Carry none of the pictures over; write out the complete data exactly.

***

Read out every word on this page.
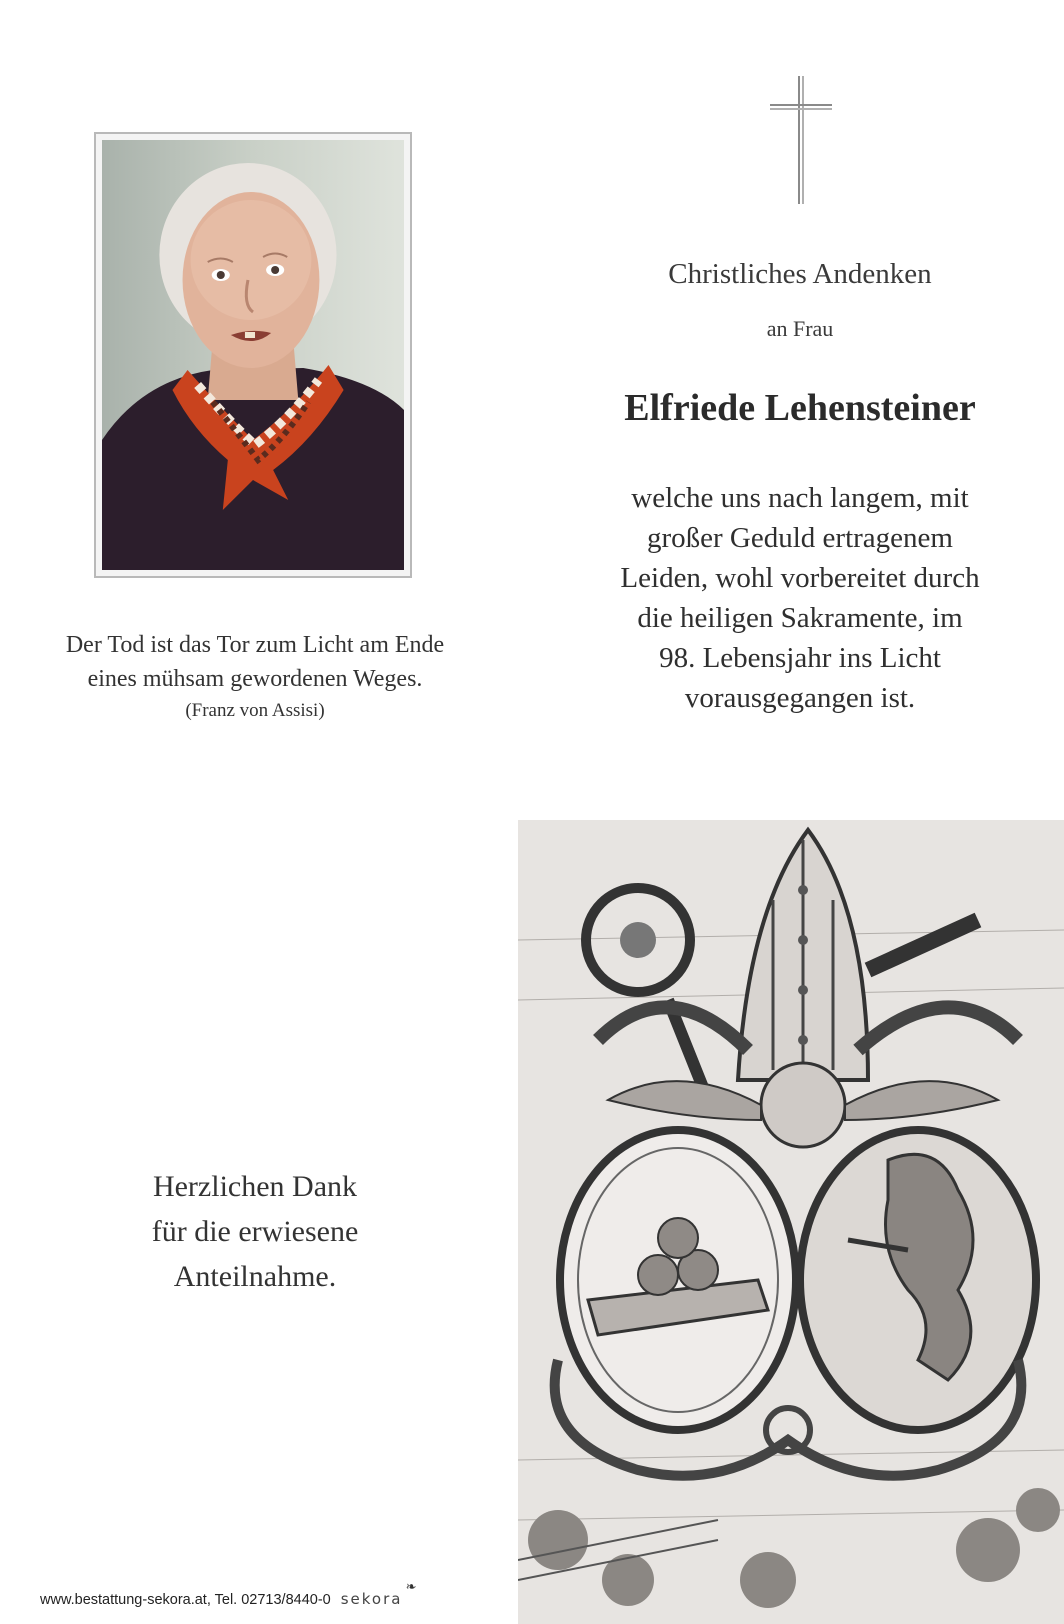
Der Tod ist das Tor zum Licht am Ende
eines mühsam gewordenen Weges.
(Franz von Assisi)
Christliches Andenken
an Frau
Elfriede Lehensteiner
welche uns nach langem, mit
großer Geduld ertragenem
Leiden, wohl vorbereitet durch
die heiligen Sakramente, im
98. Lebensjahr ins Licht
vorausgegangen ist.
Herzlichen Dank
für die erwiesene
Anteilnahme.
www.bestattung-sekora.at, Tel. 02713/8440-0 sekora
❧
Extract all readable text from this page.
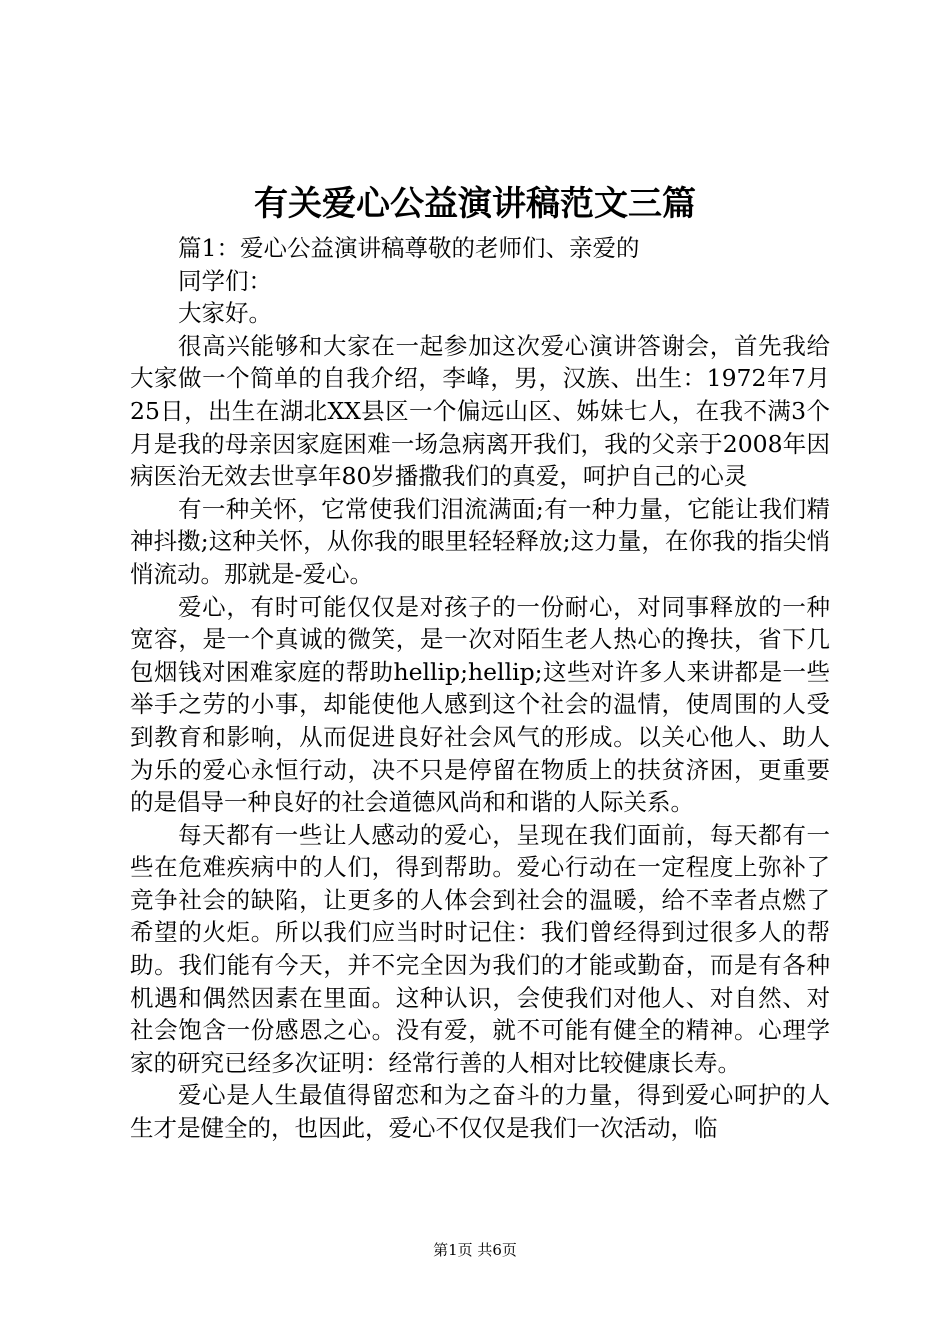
有关爱心公益演讲稿范文三篇

篇1：爱心公益演讲稿尊敬的老师们、亲爱的

同学们：

大家好。

很高兴能够和大家在一起参加这次爱心演讲答谢会，首先我给大家做一个简单的自我介绍，李峰，男，汉族、出生：1972年7月25日，出生在湖北XX县区一个偏远山区、姊妹七人，在我不满3个月是我的母亲因家庭困难一场急病离开我们，我的父亲于2008年因病医治无效去世享年80岁播撒我们的真爱，呵护自己的心灵

有一种关怀，它常使我们泪流满面;有一种力量，它能让我们精神抖擞;这种关怀，从你我的眼里轻轻释放;这力量，在你我的指尖悄悄流动。那就是-爱心。

爱心，有时可能仅仅是对孩子的一份耐心，对同事释放的一种宽容，是一个真诚的微笑，是一次对陌生老人热心的搀扶，省下几包烟钱对困难家庭的帮助hellip;hellip;这些对许多人来讲都是一些举手之劳的小事，却能使他人感到这个社会的温情，使周围的人受到教育和影响，从而促进良好社会风气的形成。以关心他人、助人为乐的爱心永恒行动，决不只是停留在物质上的扶贫济困，更重要的是倡导一种良好的社会道德风尚和和谐的人际关系。

每天都有一些让人感动的爱心，呈现在我们面前，每天都有一些在危难疾病中的人们，得到帮助。爱心行动在一定程度上弥补了竞争社会的缺陷，让更多的人体会到社会的温暖，给不幸者点燃了希望的火炬。所以我们应当时时记住：我们曾经得到过很多人的帮助。我们能有今天，并不完全因为我们的才能或勤奋，而是有各种机遇和偶然因素在里面。这种认识，会使我们对他人、对自然、对社会饱含一份感恩之心。没有爱，就不可能有健全的精神。心理学家的研究已经多次证明：经常行善的人相对比较健康长寿。

爱心是人生最值得留恋和为之奋斗的力量，得到爱心呵护的人生才是健全的，也因此，爱心不仅仅是我们一次活动，临

第1页 共6页
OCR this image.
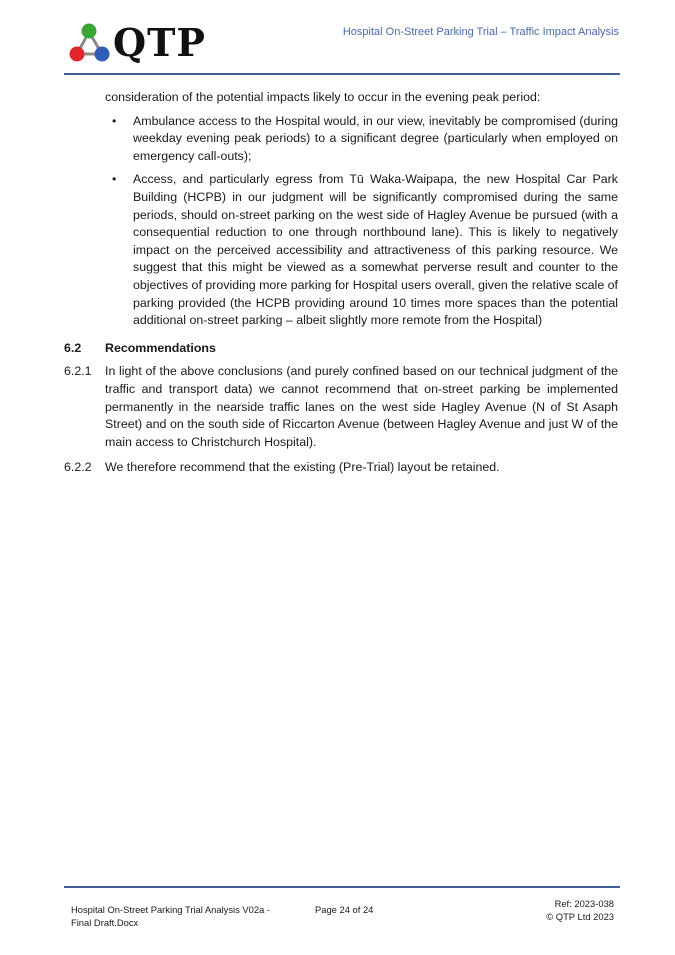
QTP	Hospital On-Street Parking Trial – Traffic Impact Analysis

consideration of the potential impacts likely to occur in the evening peak period:

• Ambulance access to the Hospital would, in our view, inevitably be compromised (during weekday evening peak periods) to a significant degree (particularly when employed on emergency call-outs);
• Access, and particularly egress from Tū Waka-Waipapa, the new Hospital Car Park Building (HCPB) in our judgment will be significantly compromised during the same periods, should on-street parking on the west side of Hagley Avenue be pursued (with a consequential reduction to one through northbound lane). This is likely to negatively impact on the perceived accessibility and attractiveness of this parking resource. We suggest that this might be viewed as a somewhat perverse result and counter to the objectives of providing more parking for Hospital users overall, given the relative scale of parking provided (the HCPB providing around 10 times more spaces than the potential additional on-street parking – albeit slightly more remote from the Hospital)
6.2 Recommendations
6.2.1	In light of the above conclusions (and purely confined based on our technical judgment of the traffic and transport data) we cannot recommend that on-street parking be implemented permanently in the nearside traffic lanes on the west side Hagley Avenue (N of St Asaph Street) and on the south side of Riccarton Avenue (between Hagley Avenue and just W of the main access to Christchurch Hospital).
6.2.2	We therefore recommend that the existing (Pre-Trial) layout be retained.
Hospital On-Street Parking Trial Analysis V02a - Final Draft.Docx
Page 24 of 24
Ref: 2023-038
© QTP Ltd 2023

***

The answer:
Read out every word on this page.
Der Tod ist das Tor zum Licht am Ende
eines mühsam gewordenen Weges.
(Franz von Assisi)
Christliches Andenken
an Frau
Elfriede Lehensteiner
welche uns nach langem, mit
großer Geduld ertragenem
Leiden, wohl vorbereitet durch
die heiligen Sakramente, im
98. Lebensjahr ins Licht
vorausgegangen ist.
Herzlichen Dank
für die erwiesene
Anteilnahme.
www.bestattung-sekora.at, Tel. 02713/8440-0 sekora
❧
Extract all readable text from this page.
有关爱心公益演讲稿范文三篇

篇1：爱心公益演讲稿尊敬的老师们、亲爱的

同学们：

大家好。

很高兴能够和大家在一起参加这次爱心演讲答谢会，首先我给大家做一个简单的自我介绍，李峰，男，汉族、出生：1972年7月25日，出生在湖北XX县区一个偏远山区、姊妹七人，在我不满3个月是我的母亲因家庭困难一场急病离开我们，我的父亲于2008年因病医治无效去世享年80岁播撒我们的真爱，呵护自己的心灵

有一种关怀，它常使我们泪流满面;有一种力量，它能让我们精神抖擞;这种关怀，从你我的眼里轻轻释放;这力量，在你我的指尖悄悄流动。那就是-爱心。

爱心，有时可能仅仅是对孩子的一份耐心，对同事释放的一种宽容，是一个真诚的微笑，是一次对陌生老人热心的搀扶，省下几包烟钱对困难家庭的帮助hellip;hellip;这些对许多人来讲都是一些举手之劳的小事，却能使他人感到这个社会的温情，使周围的人受到教育和影响，从而促进良好社会风气的形成。以关心他人、助人为乐的爱心永恒行动，决不只是停留在物质上的扶贫济困，更重要的是倡导一种良好的社会道德风尚和和谐的人际关系。

每天都有一些让人感动的爱心，呈现在我们面前，每天都有一些在危难疾病中的人们，得到帮助。爱心行动在一定程度上弥补了竞争社会的缺陷，让更多的人体会到社会的温暖，给不幸者点燃了希望的火炬。所以我们应当时时记住：我们曾经得到过很多人的帮助。我们能有今天，并不完全因为我们的才能或勤奋，而是有各种机遇和偶然因素在里面。这种认识，会使我们对他人、对自然、对社会饱含一份感恩之心。没有爱，就不可能有健全的精神。心理学家的研究已经多次证明：经常行善的人相对比较健康长寿。

爱心是人生最值得留恋和为之奋斗的力量，得到爱心呵护的人生才是健全的，也因此，爱心不仅仅是我们一次活动，临

第1页 共6页
OCR this image.
QTP	Hospital On-Street Parking Trial – Traffic Impact Analysis

consideration of the potential impacts likely to occur in the evening peak period:

• Ambulance access to the Hospital would, in our view, inevitably be compromised (during weekday evening peak periods) to a significant degree (particularly when employed on emergency call-outs);
• Access, and particularly egress from Tū Waka-Waipapa, the new Hospital Car Park Building (HCPB) in our judgment will be significantly compromised during the same periods, should on-street parking on the west side of Hagley Avenue be pursued (with a consequential reduction to one through northbound lane). This is likely to negatively impact on the perceived accessibility and attractiveness of this parking resource. We suggest that this might be viewed as a somewhat perverse result and counter to the objectives of providing more parking for Hospital users overall, given the relative scale of parking provided (the HCPB providing around 10 times more spaces than the potential additional on-street parking – albeit slightly more remote from the Hospital)
6.2 Recommendations
6.2.1	In light of the above conclusions (and purely confined based on our technical judgment of the traffic and transport data) we cannot recommend that on-street parking be implemented permanently in the nearside traffic lanes on the west side Hagley Avenue (N of St Asaph Street) and on the south side of Riccarton Avenue (between Hagley Avenue and just W of the main access to Christchurch Hospital).
6.2.2	We therefore recommend that the existing (Pre-Trial) layout be retained.
Hospital On-Street Parking Trial Analysis V02a - Final Draft.Docx
Page 24 of 24
Ref: 2023-038
© QTP Ltd 2023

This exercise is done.